— start —

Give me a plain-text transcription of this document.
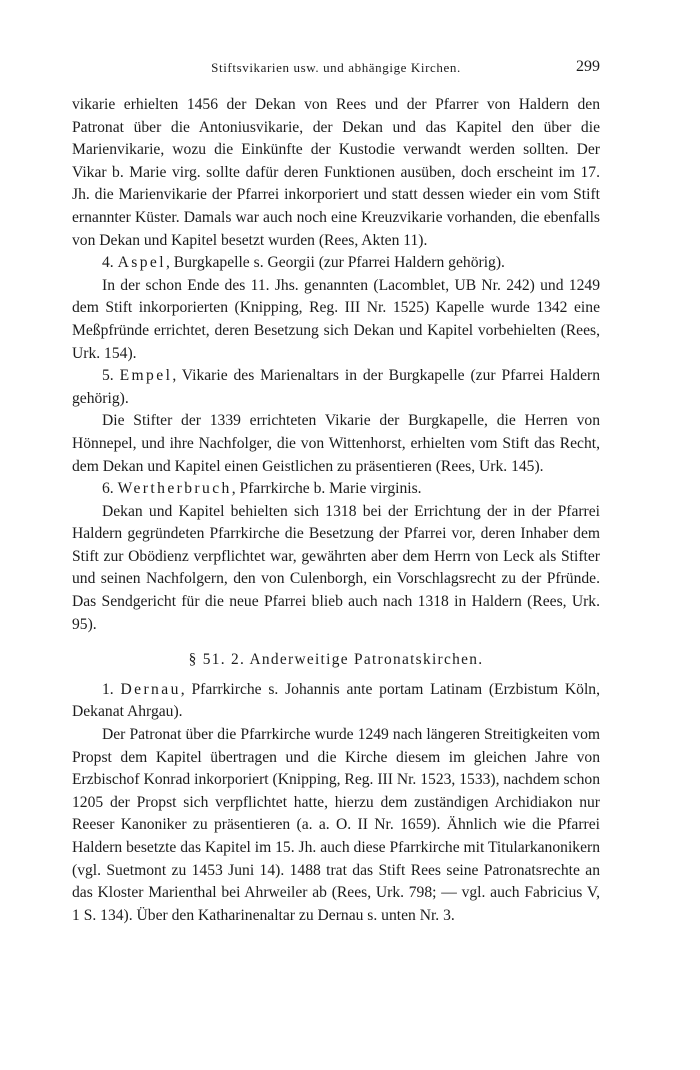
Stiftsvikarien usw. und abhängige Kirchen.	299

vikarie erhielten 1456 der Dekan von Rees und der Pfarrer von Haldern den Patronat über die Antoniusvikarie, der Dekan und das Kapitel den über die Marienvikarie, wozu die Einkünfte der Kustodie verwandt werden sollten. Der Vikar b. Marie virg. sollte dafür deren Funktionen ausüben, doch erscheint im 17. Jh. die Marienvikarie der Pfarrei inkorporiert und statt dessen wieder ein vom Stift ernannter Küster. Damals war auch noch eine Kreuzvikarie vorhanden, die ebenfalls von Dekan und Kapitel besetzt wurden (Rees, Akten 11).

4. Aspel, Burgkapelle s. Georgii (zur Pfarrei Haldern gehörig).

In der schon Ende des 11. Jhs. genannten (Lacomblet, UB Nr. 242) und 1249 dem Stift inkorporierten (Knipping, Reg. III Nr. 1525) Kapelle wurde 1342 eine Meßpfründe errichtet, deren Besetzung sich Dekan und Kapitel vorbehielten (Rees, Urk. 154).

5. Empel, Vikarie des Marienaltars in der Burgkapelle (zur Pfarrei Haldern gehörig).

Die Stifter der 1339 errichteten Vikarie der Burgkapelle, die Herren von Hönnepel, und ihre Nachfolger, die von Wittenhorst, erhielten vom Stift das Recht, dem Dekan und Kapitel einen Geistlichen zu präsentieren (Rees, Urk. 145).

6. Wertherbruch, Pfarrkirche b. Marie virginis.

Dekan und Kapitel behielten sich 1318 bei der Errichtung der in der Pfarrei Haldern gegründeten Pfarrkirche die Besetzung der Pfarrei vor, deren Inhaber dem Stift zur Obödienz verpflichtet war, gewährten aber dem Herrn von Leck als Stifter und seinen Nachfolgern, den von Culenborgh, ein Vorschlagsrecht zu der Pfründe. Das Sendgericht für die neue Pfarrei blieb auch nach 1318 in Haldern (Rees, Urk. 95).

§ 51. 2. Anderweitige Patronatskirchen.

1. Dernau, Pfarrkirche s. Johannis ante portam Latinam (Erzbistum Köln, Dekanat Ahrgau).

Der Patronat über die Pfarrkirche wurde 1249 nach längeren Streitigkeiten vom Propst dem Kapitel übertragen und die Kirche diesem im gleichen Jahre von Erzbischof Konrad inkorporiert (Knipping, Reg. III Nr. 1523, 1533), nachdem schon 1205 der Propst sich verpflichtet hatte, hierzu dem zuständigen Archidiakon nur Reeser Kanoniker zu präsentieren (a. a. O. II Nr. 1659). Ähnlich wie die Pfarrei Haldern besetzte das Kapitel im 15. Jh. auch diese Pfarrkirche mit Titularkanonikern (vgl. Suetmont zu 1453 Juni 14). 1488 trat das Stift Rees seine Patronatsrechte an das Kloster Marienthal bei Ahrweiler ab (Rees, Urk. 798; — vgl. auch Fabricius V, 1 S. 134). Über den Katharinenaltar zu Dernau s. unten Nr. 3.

— end —
— start —

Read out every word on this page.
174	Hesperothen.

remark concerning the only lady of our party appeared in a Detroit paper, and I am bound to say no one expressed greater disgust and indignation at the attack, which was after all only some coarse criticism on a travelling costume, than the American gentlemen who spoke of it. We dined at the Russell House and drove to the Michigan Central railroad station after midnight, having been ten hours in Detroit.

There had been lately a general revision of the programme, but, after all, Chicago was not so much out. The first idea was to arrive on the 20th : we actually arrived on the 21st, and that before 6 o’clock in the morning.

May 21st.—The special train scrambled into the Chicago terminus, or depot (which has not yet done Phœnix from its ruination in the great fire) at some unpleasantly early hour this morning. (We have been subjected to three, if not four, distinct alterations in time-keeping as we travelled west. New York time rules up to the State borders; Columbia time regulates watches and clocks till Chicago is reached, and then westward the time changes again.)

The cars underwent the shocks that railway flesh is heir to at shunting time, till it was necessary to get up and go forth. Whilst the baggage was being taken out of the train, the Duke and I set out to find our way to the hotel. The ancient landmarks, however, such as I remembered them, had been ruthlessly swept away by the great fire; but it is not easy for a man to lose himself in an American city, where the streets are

— end —
— start —

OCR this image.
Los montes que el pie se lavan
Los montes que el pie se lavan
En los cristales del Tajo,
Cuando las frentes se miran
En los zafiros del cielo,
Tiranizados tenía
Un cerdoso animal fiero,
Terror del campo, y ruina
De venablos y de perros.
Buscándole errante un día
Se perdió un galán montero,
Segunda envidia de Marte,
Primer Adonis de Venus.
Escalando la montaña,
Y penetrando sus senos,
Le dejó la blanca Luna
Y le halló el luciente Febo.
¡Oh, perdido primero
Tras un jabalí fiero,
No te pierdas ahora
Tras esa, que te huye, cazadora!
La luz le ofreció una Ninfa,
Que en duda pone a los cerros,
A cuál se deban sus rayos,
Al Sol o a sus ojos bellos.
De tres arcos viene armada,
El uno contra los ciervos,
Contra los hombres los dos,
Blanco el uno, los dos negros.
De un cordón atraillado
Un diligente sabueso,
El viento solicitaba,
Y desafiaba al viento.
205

— end —

• _Aim of the exercise_
Write out every line from the entries where "morning" appears.

• _Expected answer_
There had been lately a general revision of the programme, but, after all, Chicago was not so much out. The first idea was to arrive on the 20th : we actually arrived on the 21st, and that before 6 o’clock in the morning.
May 21st.—The special train scrambled into the Chicago terminus, or depot (which has not yet done Phœnix from its ruination in the great fire) at some unpleasantly early hour this morning. (We have been subjected to three, if not four, distinct alterations in time-keeping as we travelled west. New York time rules up to the State borders; Columbia time regulates watches and clocks till Chicago is reached, and then westward the time changes again.)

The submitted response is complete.